WHAT THE TASK ASKS: Keep only the lines where "name" appears.

SUPPLIED MATERIAL:
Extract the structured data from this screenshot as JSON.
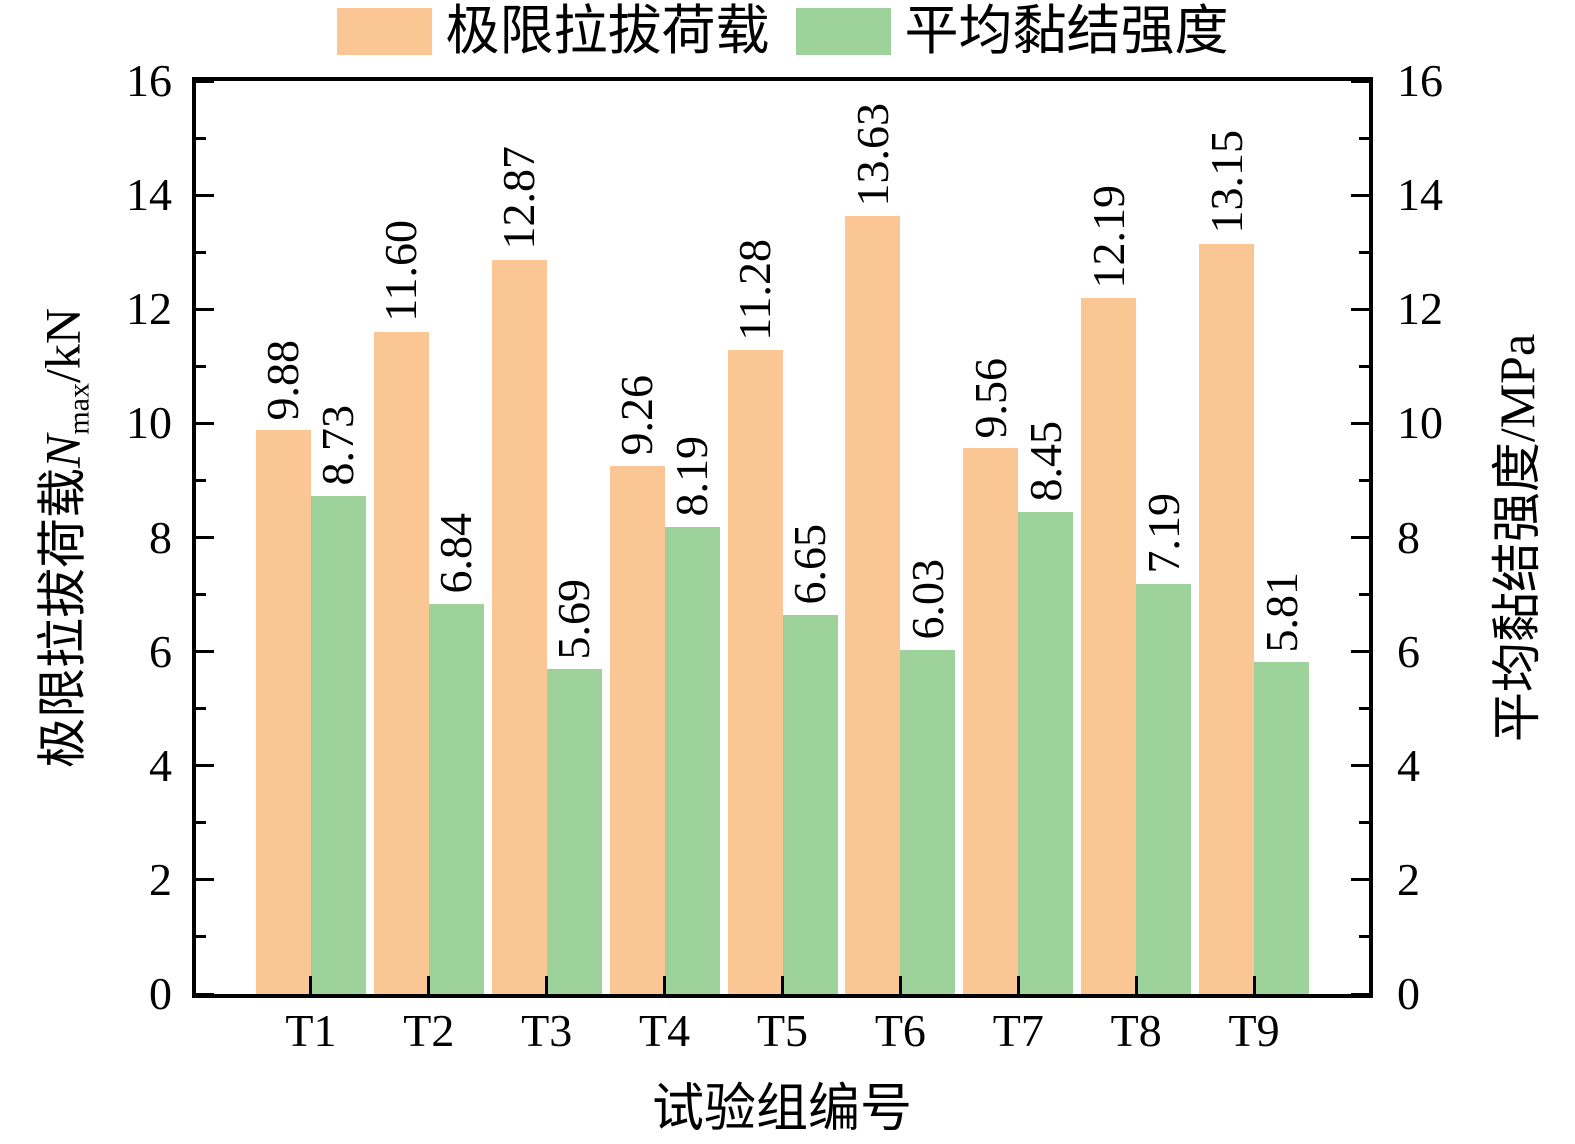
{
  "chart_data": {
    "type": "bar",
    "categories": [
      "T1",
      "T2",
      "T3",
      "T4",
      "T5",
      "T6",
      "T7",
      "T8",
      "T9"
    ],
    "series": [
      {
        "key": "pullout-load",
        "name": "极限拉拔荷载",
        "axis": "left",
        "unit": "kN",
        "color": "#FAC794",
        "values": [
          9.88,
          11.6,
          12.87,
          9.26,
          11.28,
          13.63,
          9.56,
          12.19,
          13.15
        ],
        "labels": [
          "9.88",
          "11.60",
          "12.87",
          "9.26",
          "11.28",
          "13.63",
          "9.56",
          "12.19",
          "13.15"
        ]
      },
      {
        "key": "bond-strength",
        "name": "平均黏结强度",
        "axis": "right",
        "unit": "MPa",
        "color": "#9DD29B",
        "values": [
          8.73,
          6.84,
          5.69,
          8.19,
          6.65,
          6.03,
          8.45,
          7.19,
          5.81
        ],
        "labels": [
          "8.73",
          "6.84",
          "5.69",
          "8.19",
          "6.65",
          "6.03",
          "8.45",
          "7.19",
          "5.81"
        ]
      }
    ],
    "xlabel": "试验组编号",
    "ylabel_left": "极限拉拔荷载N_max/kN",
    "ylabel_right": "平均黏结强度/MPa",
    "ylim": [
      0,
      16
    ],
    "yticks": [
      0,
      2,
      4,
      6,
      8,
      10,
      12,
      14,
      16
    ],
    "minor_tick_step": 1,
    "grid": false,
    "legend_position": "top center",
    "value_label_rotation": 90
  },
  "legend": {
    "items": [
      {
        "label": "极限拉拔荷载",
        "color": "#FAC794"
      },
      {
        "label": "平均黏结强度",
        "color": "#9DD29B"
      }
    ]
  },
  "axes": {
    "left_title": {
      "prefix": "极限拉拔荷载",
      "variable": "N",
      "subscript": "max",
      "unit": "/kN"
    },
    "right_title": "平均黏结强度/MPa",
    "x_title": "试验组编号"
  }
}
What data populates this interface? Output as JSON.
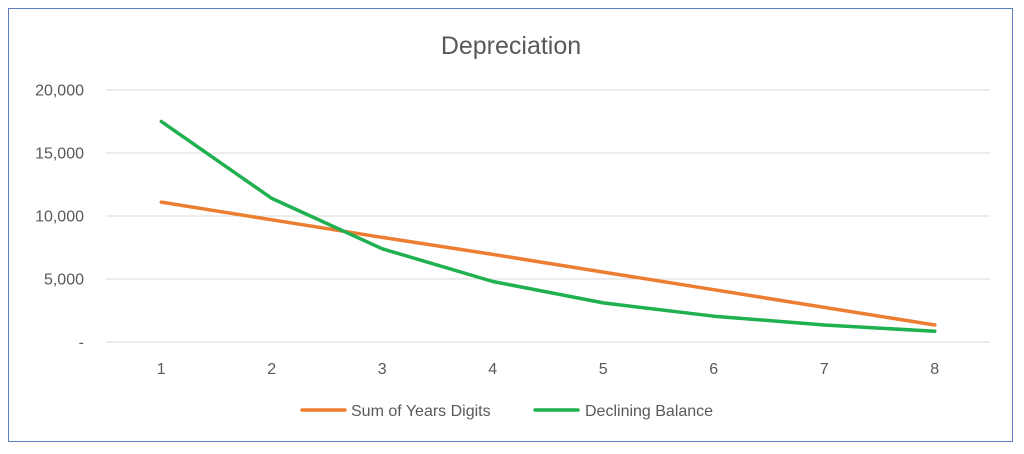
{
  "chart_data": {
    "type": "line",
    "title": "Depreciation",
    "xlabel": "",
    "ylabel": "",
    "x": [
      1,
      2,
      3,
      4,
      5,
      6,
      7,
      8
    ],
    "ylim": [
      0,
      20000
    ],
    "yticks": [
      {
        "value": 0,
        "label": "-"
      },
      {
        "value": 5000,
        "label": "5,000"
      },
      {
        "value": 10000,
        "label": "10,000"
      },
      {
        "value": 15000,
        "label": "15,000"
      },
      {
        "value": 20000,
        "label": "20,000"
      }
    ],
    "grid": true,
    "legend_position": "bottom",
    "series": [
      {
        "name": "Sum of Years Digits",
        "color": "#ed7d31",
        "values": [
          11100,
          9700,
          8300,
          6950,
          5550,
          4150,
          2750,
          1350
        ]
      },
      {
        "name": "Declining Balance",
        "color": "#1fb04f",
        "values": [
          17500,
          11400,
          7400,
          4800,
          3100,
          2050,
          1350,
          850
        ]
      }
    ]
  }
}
==
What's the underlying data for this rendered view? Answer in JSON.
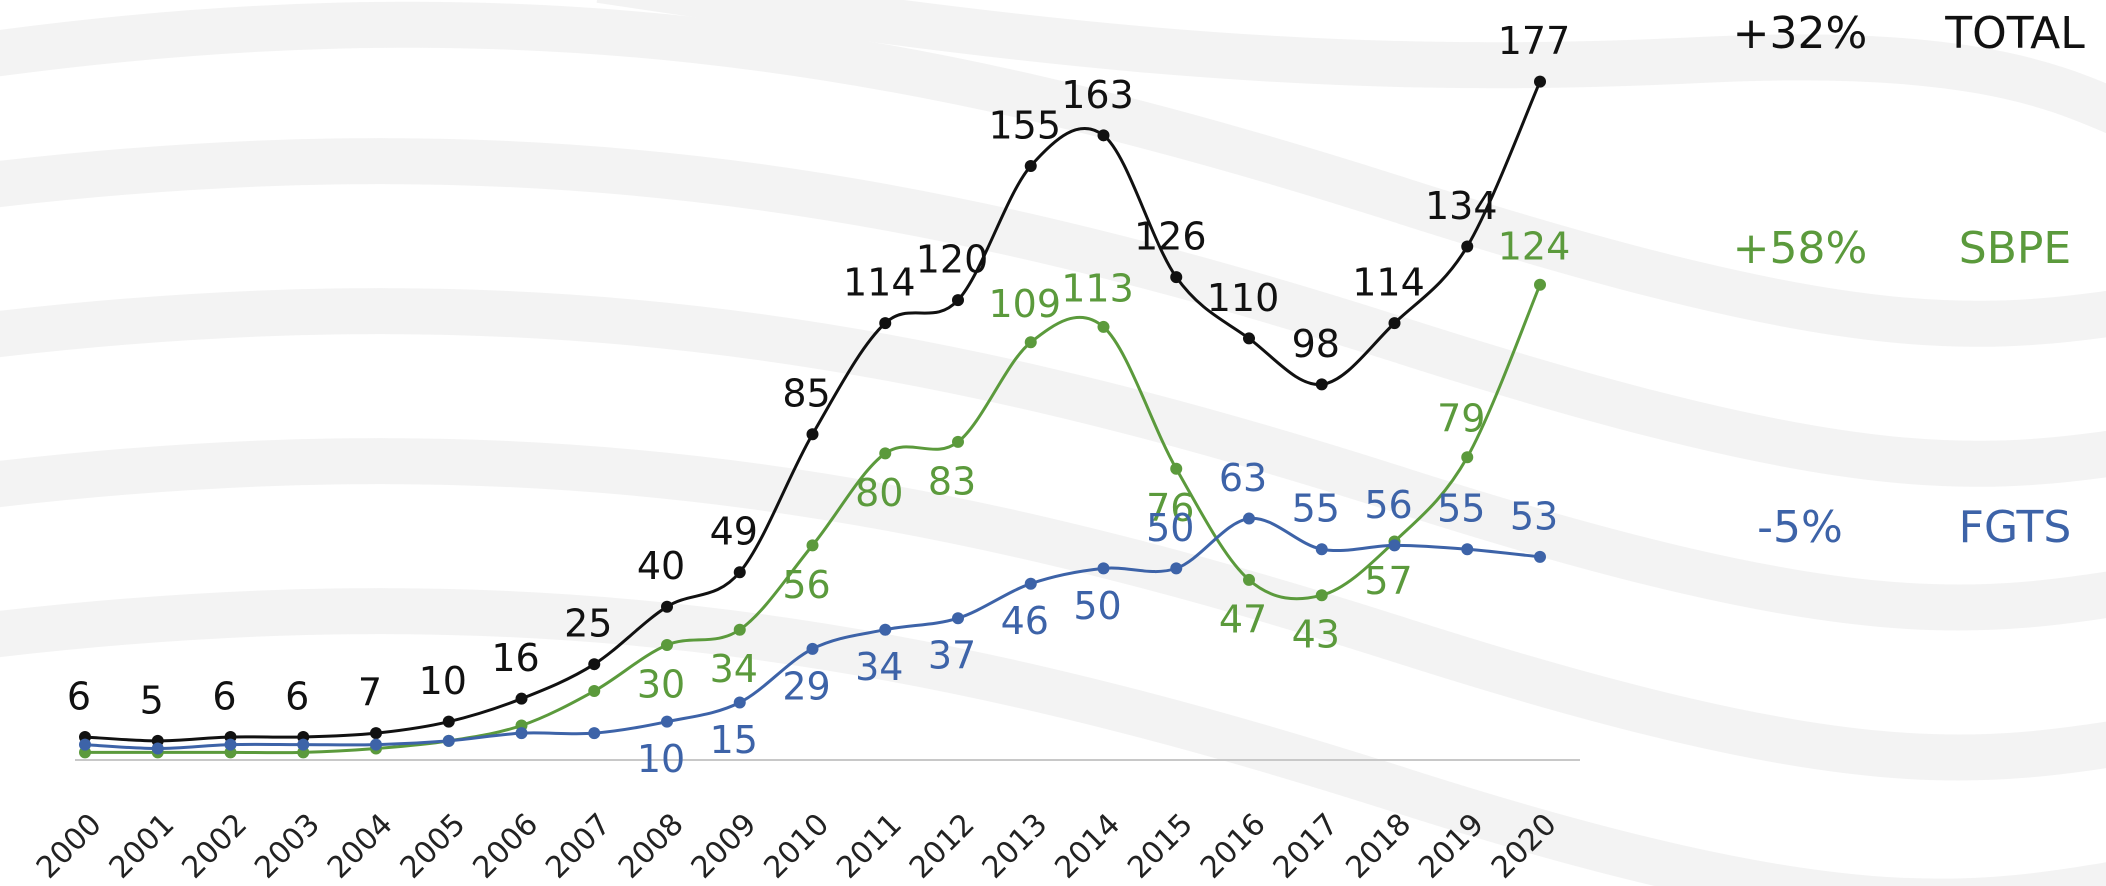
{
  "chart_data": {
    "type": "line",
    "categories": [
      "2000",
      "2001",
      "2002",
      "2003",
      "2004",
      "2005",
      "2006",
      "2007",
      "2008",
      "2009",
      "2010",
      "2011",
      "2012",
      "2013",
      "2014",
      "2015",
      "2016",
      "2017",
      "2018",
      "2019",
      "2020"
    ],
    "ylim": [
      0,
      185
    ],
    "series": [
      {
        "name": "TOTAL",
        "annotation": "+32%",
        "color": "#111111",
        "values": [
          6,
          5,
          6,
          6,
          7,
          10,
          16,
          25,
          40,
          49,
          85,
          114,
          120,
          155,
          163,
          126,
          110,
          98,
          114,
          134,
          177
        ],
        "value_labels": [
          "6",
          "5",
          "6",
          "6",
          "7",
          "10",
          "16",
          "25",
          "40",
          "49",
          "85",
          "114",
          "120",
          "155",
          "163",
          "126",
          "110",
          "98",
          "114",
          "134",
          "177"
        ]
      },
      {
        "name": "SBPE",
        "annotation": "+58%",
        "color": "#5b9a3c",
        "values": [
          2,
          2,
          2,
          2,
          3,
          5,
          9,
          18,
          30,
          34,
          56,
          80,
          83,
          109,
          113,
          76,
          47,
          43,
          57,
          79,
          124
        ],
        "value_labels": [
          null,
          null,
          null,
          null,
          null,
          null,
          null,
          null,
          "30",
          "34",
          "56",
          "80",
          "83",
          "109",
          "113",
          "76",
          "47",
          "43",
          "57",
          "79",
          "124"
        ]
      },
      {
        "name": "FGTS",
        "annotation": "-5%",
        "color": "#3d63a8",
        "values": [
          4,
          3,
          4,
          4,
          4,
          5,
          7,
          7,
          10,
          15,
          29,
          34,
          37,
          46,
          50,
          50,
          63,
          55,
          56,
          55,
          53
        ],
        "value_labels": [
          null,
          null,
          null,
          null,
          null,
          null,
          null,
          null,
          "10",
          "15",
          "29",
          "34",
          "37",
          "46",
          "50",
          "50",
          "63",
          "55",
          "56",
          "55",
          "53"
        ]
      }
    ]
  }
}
---
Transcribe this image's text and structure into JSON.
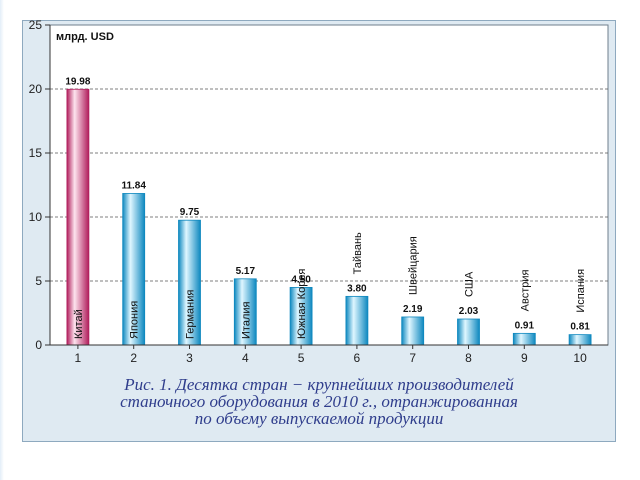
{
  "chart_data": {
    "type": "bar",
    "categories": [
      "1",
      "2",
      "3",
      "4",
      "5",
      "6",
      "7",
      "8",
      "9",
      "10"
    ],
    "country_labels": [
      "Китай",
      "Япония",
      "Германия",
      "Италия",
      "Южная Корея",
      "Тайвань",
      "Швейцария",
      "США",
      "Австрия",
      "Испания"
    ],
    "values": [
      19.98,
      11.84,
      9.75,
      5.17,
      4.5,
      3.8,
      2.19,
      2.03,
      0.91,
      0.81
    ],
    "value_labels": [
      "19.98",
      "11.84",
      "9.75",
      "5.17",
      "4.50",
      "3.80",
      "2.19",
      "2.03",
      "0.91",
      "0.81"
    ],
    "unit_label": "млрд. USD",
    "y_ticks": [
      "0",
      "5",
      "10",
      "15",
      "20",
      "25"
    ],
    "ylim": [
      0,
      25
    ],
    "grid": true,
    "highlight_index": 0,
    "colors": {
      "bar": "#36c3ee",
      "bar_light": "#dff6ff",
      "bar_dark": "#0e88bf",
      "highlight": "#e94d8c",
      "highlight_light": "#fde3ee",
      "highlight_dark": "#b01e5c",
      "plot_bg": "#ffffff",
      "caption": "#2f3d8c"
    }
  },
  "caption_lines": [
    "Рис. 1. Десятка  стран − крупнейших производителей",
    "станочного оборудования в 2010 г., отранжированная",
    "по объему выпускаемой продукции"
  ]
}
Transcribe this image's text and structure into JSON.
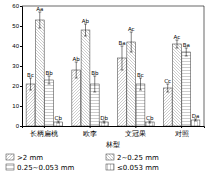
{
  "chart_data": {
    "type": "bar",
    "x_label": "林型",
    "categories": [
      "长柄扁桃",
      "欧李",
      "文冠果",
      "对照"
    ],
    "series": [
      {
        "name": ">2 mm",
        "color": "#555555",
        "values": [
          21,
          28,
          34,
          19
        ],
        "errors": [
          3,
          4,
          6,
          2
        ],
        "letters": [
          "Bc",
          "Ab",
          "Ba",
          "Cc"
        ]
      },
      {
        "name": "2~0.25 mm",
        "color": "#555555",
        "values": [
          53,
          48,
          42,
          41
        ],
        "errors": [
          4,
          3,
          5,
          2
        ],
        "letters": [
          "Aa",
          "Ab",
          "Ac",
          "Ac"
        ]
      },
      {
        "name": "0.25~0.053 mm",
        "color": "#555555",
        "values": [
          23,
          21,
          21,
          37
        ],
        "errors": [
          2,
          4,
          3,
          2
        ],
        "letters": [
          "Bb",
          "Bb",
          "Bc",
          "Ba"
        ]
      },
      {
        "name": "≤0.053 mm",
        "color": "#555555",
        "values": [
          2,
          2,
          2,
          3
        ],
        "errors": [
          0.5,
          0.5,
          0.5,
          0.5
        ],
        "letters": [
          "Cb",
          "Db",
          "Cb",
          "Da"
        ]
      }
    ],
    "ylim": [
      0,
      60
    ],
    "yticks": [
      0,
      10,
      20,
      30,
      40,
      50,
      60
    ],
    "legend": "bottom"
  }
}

SOLUTION:
        "name": "极限拉拔荷载",
        "name": "平均黏结强度",
        "name": "Sum of Years Digits",
        "name": "Declining Balance",
        "name": "TOTAL",
        "name": "SBPE",
        "name": "FGTS",
        "name": ">2 mm",
        "name": "2~0.25 mm",
        "name": "0.25~0.053 mm",
        "name": "≤0.053 mm",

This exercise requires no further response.